Stored records
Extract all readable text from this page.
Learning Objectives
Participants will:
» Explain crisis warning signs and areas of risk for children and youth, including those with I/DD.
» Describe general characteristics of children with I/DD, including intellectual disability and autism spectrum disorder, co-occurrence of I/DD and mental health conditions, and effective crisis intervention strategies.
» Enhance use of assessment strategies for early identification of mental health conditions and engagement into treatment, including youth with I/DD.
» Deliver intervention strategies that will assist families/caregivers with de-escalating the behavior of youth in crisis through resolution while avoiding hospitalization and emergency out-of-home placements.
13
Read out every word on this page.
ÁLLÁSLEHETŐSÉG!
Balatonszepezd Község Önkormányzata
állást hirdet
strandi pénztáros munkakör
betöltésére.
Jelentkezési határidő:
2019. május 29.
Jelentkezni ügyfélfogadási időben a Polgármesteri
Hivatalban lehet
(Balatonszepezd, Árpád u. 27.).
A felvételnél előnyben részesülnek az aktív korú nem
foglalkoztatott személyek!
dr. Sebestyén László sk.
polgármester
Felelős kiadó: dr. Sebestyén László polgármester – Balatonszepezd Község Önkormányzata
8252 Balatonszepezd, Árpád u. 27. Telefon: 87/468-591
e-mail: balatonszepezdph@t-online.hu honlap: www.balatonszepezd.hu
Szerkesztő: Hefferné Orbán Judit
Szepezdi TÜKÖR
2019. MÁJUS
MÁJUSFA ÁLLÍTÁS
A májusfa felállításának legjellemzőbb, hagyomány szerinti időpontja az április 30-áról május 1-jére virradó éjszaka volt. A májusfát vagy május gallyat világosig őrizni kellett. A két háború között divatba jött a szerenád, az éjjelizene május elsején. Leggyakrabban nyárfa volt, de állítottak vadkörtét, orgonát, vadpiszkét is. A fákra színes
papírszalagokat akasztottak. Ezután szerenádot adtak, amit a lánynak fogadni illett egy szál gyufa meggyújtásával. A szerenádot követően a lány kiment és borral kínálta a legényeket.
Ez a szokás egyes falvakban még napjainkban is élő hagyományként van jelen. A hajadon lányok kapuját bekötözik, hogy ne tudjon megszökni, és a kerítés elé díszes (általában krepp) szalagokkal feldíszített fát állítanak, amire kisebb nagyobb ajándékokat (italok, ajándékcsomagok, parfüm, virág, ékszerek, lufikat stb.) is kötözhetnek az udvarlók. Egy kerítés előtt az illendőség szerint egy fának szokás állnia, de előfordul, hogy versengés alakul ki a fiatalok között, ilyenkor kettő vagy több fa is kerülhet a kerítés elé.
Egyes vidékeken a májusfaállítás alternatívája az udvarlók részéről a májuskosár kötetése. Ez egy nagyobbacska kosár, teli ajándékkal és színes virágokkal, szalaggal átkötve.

Do this: Take every line from the records above that has the word "will" and copy it.

Response:
Participants will:
» Deliver intervention strategies that will assist families/caregivers with de-escalating the behavior of youth in crisis through resolution while avoiding hospitalization and emergency out-of-home placements.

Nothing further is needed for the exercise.